◆ Goal: Copy all lines that contain the word "有vhdl代码".

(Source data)
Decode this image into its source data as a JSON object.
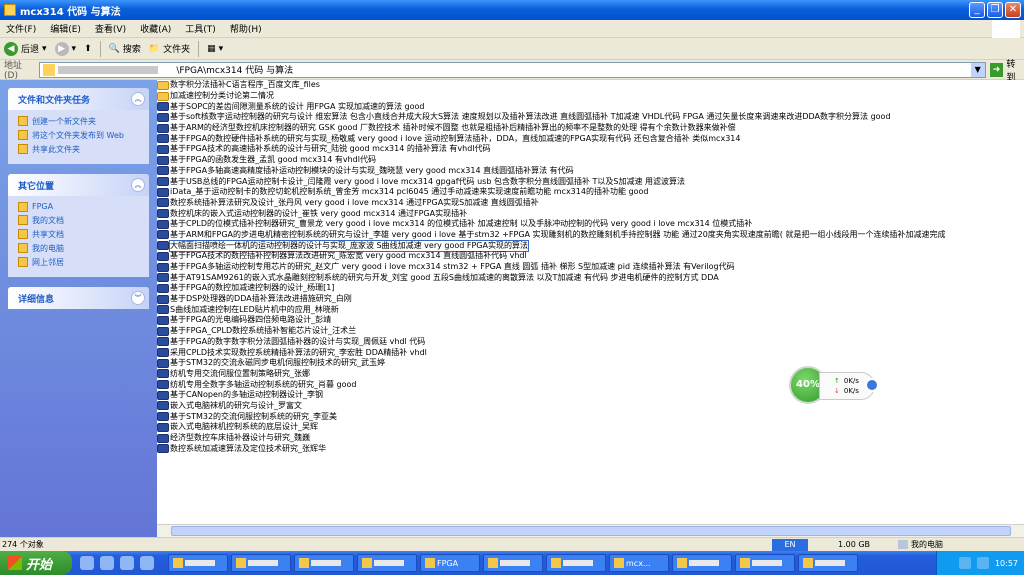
{
  "window": {
    "title": "mcx314 代码 与算法"
  },
  "menu": [
    "文件(F)",
    "编辑(E)",
    "查看(V)",
    "收藏(A)",
    "工具(T)",
    "帮助(H)"
  ],
  "toolbar": {
    "back": "后退",
    "search": "搜索",
    "folders": "文件夹"
  },
  "address": {
    "label": "地址(D)",
    "value": "\\FPGA\\mcx314 代码 与算法",
    "go": "转到"
  },
  "left_pane": {
    "tasks": {
      "title": "文件和文件夹任务",
      "items": [
        "创建一个新文件夹",
        "将这个文件夹发布到 Web",
        "共享此文件夹"
      ]
    },
    "other": {
      "title": "其它位置",
      "items": [
        "FPGA",
        "我的文档",
        "共享文档",
        "我的电脑",
        "网上邻居"
      ]
    },
    "details": {
      "title": "详细信息"
    }
  },
  "files": [
    {
      "name": "数字积分法插补C语言程序_百度文库_files",
      "type": "folder"
    },
    {
      "name": "加减速控制分类讨论第二情况",
      "type": "folder"
    },
    {
      "name": "基于SOPC的差齿间隙测量系统的设计  用FPGA 实现加减速的算法 good",
      "type": "file"
    },
    {
      "name": "基于soft核数字运动控制器的研究与设计 维宏算法 包含小直线合并成大段大S算法  速度规划以及插补算法改进  直线圆弧插补 T加减速 VHDL代码 FPGA 通过矢量长度来调速来改进DDA数字积分算法 good",
      "type": "file"
    },
    {
      "name": "基于ARM的经济型数控机床控制器的研究  GSK  good  厂数控技术   插补时候不圆整 也就是粗插补后精插补算出的频率不是整数的处理  得有个余数计数器来做补偿",
      "type": "file"
    },
    {
      "name": "基于FPGA的数控硬件插补系统的研究与实现_杨敬威  very good i love 运动控制算法插补，DDA，直线加减速的FPGA实现有代码 还包含复合插补 类似mcx314",
      "type": "file"
    },
    {
      "name": "基于FPGA技术的高速插补系统的设计与研究_陆锐 good mcx314 的插补算法  有vhdl代码",
      "type": "file"
    },
    {
      "name": "基于FPGA的函数发生器_孟凯 good mcx314 有vhdl代码",
      "type": "file"
    },
    {
      "name": "基于FPGA多轴高速高精度插补运动控制模块的设计与实现_魏晓慧 very good mcx314 直线圆弧插补算法 有代码",
      "type": "file"
    },
    {
      "name": "基于USB总线的FPGA运动控制卡设计_闫隆霞 very good i love mcx314 gpgaf代码 usb  包含数字积分直线圆弧插补  T以及S加减速 用滤波算法",
      "type": "file"
    },
    {
      "name": "iData_基于运动控制卡的数控切蛇机控制系统_曾金芳   mcx314  pcl6045  通过手动减速来实现速度前瞻功能  mcx314的插补功能 good",
      "type": "file"
    },
    {
      "name": "数控系统插补算法研究及设计_张丹风 very good i love mcx314 通过FPGA实现S加减速  直线圆弧插补",
      "type": "file"
    },
    {
      "name": "数控机床的嵌入式运动控制器的设计_崔铁 very good mcx314 通过FPGA实现插补",
      "type": "file"
    },
    {
      "name": "基于CPLD的位模式插补控制器研究_曹景龙 very good i love mcx314 的位模式插补 加减速控制 以及手脉冲动控制的代码 very good i love mcx314  位模式插补",
      "type": "file"
    },
    {
      "name": "基于ARM和FPGA的步进电机精密控制系统的研究与设计_李雄  very good i love 基于stm32 +FPGA 实现雕刻机的数控雕刻机手持控制器 功能 通过20度夹角实现速度前瞻( 就是把一组小线段用一个连续插补加减速完成",
      "type": "file"
    },
    {
      "name": "大幅面扫描喷绘一体机的运动控制器的设计与实现_庞家波  S曲线加减速 very good FPGA实现的算法",
      "type": "file",
      "selected": true
    },
    {
      "name": "基于FPGA技术的数控插补控制器算法改进研究_陈宏宽 very good mcx314 直线圆弧插补代码  vhdl",
      "type": "file"
    },
    {
      "name": "基于FPGA多轴运动控制专用芯片的研究_赵文广 very good  i love mcx314 stm32 + FPGA 直线 圆弧 插补 梯形 S型加减速 pid  连续插补算法 有Verilog代码",
      "type": "file"
    },
    {
      "name": "基于AT91SAM9261的嵌入式水晶雕刻控制系统的研究与开发_刘宝   good 五段S曲线加减速的离散算法   以及T加减速   有代码 步进电机硬件的控制方式 DDA",
      "type": "file"
    },
    {
      "name": "基于FPGA的数控加减速控制器的设计_杨珊[1]",
      "type": "file"
    },
    {
      "name": "基于DSP处理器的DDA插补算法改进措施研究_白刚",
      "type": "file"
    },
    {
      "name": "S曲线加减速控制在LED贴片机中的应用_林晓新",
      "type": "file"
    },
    {
      "name": "基于FPGA的光电编码器四倍频电路设计_彭靖",
      "type": "file"
    },
    {
      "name": "基于FPGA_CPLD数控系统插补智能芯片设计_汪术兰",
      "type": "file"
    },
    {
      "name": "基于FPGA的数字数字积分法圆弧插补器的设计与实现_周佩廷 vhdl 代码",
      "type": "file"
    },
    {
      "name": "采用CPLD技术实现数控系统精插补算法的研究_李宏胜 DDA精插补 vhdl",
      "type": "file"
    },
    {
      "name": "基于STM32的交流永磁同步电机伺服控制技术的研究_武玉婷",
      "type": "file"
    },
    {
      "name": "纺机专用交流伺服位置制策略研究_张娜",
      "type": "file"
    },
    {
      "name": "纺机专用全数字多轴运动控制系统的研究_肖暮 good",
      "type": "file"
    },
    {
      "name": "基于CANopen的多轴运动控制器设计_李钢",
      "type": "file"
    },
    {
      "name": "嵌入式电脑袜机的研究与设计_罗富文",
      "type": "file"
    },
    {
      "name": "基于STM32的交流伺服控制系统的研究_李亚美",
      "type": "file"
    },
    {
      "name": "嵌入式电脑袜机控制系统的底层设计_吴辉",
      "type": "file"
    },
    {
      "name": "经济型数控车床插补器设计与研究_魏巍",
      "type": "file"
    },
    {
      "name": "数控系统加减速算法及定位技术研究_张辉华",
      "type": "file"
    }
  ],
  "status": {
    "count": "274 个对象",
    "ime": "EN",
    "size": "1.00 GB",
    "location": "我的电脑"
  },
  "net_widget": {
    "percent": "40%",
    "up": "0K/s",
    "down": "0K/s"
  },
  "taskbar": {
    "start": "开始",
    "items": [
      "",
      "",
      "",
      "",
      "FPGA",
      "",
      "",
      "mcx...",
      "",
      "",
      ""
    ],
    "clock": "10:57"
  }
}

◆ Problem solution:
      "name": "基于FPGA技术的高速插补系统的设计与研究_陆锐 good mcx314 的插补算法  有vhdl代码",
      "name": "基于FPGA的函数发生器_孟凯 good mcx314 有vhdl代码",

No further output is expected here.